- WHAT TO WORK ON -
Every line that holds "days" should be shown.

- EXERCISE MATERIALS -

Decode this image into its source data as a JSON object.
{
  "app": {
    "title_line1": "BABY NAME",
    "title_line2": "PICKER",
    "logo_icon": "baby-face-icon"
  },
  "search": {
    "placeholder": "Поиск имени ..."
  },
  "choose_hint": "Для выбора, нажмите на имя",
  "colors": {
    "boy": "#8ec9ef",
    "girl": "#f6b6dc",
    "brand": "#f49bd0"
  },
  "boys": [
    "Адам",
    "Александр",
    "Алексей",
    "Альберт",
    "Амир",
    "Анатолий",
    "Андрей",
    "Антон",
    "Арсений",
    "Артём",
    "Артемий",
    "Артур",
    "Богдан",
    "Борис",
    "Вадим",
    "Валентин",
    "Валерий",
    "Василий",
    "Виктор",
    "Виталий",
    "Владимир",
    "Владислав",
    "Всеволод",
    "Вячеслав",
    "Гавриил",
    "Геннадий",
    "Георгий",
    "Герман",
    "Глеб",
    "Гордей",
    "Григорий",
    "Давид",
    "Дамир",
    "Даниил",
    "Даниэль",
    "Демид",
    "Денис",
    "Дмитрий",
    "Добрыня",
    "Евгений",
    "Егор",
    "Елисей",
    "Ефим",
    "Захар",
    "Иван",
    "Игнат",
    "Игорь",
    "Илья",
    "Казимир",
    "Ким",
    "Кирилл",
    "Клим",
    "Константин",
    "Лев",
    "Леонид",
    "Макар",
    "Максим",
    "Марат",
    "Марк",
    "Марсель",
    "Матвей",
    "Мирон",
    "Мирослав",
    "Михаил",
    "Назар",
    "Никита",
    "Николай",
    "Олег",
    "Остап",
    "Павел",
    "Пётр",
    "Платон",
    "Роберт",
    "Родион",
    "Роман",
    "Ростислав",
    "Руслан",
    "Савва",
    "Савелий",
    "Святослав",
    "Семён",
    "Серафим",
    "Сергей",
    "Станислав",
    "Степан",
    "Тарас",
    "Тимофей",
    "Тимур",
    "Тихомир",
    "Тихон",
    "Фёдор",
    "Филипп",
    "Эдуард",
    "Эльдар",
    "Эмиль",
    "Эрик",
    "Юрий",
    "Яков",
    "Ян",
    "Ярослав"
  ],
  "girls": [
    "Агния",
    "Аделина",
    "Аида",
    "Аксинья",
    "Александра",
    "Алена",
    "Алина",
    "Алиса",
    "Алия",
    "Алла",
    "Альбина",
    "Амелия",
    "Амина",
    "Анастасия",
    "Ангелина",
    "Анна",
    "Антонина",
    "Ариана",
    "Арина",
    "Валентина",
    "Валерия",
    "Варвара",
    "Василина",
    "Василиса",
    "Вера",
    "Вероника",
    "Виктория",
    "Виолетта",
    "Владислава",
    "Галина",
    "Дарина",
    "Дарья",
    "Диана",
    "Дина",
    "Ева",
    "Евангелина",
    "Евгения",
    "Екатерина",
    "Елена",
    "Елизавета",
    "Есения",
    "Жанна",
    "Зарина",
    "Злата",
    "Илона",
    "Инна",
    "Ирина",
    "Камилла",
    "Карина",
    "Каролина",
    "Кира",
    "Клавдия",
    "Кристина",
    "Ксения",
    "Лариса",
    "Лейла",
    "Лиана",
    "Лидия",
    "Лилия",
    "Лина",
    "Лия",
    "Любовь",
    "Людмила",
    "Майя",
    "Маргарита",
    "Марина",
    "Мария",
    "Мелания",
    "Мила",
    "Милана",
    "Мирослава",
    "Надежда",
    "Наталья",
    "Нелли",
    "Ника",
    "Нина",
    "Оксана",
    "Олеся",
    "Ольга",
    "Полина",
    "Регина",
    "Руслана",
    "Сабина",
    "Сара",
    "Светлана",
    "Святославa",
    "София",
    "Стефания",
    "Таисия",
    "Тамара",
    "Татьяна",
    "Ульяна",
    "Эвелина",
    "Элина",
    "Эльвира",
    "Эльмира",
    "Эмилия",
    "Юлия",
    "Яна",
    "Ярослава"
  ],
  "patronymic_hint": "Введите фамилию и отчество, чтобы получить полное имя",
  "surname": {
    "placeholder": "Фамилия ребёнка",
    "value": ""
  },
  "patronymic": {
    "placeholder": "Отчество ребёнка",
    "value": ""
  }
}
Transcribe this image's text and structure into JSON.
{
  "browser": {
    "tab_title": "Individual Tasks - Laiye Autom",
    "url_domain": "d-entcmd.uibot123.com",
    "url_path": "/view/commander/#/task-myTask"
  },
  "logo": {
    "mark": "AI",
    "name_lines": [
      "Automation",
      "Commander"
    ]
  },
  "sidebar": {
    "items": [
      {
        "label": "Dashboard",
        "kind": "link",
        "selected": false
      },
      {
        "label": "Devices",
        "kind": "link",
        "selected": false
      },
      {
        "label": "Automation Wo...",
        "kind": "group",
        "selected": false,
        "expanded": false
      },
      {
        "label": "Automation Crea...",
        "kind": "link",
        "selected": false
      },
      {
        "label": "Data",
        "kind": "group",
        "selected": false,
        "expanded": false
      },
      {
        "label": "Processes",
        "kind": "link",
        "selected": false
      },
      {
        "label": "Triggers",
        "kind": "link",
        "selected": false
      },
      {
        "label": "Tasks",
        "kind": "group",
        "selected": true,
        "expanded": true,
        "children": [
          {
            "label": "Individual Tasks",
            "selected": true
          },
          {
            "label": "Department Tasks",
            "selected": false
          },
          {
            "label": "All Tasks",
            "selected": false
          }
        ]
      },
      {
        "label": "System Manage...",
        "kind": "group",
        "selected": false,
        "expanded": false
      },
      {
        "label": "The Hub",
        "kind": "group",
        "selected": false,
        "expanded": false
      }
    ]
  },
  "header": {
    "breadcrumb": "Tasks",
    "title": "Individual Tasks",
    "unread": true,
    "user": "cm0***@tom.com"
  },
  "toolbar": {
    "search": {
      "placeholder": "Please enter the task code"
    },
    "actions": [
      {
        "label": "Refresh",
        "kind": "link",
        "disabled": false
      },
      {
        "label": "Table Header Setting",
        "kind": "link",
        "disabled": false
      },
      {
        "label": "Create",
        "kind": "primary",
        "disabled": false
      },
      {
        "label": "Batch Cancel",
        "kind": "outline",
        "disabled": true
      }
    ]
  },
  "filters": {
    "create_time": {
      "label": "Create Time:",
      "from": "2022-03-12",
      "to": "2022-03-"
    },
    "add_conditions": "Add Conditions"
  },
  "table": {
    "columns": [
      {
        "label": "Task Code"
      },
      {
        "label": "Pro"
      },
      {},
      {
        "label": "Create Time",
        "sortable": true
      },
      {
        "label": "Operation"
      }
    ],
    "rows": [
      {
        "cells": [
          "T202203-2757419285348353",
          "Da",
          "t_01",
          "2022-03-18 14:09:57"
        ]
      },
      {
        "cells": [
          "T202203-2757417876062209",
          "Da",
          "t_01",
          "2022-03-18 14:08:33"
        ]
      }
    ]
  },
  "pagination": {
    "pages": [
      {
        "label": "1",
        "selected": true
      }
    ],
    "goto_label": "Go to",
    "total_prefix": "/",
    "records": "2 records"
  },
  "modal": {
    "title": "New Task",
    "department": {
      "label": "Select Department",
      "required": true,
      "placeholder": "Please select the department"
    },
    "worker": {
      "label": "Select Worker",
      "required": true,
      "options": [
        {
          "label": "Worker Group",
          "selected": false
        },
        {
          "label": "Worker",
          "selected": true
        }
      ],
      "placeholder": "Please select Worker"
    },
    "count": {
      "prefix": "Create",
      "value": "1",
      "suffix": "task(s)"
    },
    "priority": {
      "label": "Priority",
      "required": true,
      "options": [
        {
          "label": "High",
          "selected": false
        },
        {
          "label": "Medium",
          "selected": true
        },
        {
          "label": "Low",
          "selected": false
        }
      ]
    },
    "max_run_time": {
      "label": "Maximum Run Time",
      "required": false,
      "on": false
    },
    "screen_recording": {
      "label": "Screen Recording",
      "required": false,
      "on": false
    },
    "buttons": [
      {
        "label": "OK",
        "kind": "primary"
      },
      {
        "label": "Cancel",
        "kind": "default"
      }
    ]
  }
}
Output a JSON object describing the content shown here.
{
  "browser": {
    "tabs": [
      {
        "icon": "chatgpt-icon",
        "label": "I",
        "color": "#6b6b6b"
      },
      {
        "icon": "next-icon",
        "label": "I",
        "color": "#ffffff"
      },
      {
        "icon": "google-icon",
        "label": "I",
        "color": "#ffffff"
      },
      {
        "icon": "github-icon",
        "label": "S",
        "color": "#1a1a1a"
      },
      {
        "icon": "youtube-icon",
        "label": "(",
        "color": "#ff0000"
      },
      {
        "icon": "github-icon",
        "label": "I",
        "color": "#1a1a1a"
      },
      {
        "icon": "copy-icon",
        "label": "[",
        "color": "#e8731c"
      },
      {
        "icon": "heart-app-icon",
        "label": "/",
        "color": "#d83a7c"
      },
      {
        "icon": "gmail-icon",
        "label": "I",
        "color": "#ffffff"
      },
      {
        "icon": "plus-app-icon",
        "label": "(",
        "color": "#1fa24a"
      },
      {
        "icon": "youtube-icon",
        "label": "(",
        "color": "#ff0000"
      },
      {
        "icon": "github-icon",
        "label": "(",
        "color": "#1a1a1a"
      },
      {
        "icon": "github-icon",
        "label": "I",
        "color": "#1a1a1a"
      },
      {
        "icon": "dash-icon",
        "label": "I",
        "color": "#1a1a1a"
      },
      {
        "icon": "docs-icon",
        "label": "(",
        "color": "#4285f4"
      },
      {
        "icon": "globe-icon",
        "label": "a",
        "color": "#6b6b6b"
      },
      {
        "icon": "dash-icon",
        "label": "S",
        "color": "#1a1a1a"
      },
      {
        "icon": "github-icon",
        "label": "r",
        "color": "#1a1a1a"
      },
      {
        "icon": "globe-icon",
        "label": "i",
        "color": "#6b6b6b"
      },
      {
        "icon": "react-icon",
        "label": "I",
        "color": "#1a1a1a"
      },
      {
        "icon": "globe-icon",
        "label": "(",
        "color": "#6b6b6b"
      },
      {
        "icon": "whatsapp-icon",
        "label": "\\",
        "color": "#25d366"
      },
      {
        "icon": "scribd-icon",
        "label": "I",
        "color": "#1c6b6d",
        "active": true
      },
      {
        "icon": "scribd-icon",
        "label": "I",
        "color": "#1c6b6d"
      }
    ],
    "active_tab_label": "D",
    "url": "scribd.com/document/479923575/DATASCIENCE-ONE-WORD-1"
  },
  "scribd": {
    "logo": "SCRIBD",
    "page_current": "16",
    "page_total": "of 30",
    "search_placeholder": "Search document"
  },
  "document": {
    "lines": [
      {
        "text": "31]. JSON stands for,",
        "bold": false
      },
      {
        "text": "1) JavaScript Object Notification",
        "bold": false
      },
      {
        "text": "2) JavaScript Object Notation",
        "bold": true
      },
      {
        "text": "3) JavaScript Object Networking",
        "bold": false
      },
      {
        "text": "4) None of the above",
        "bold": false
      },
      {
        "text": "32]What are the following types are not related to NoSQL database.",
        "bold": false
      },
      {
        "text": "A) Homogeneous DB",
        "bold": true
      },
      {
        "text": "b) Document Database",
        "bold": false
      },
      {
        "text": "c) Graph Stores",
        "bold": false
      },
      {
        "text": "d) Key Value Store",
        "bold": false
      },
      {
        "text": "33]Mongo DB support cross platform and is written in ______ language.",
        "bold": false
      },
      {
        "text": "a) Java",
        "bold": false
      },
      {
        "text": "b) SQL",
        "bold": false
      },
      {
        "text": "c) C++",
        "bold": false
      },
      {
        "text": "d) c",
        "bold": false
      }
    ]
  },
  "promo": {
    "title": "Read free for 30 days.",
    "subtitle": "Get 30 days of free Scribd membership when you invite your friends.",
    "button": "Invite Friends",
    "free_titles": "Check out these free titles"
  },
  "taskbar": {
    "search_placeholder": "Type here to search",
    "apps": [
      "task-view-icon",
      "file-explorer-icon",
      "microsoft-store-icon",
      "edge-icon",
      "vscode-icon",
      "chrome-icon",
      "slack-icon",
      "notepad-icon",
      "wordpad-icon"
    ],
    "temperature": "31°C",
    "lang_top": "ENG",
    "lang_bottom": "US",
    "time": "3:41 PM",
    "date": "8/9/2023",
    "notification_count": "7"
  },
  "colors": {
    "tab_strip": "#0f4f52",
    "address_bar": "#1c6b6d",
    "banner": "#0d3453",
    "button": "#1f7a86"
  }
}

- EXERCISE OUTPUT -
    "title": "Read free for 30 days.",
    "subtitle": "Get 30 days of free Scribd membership when you invite your friends.",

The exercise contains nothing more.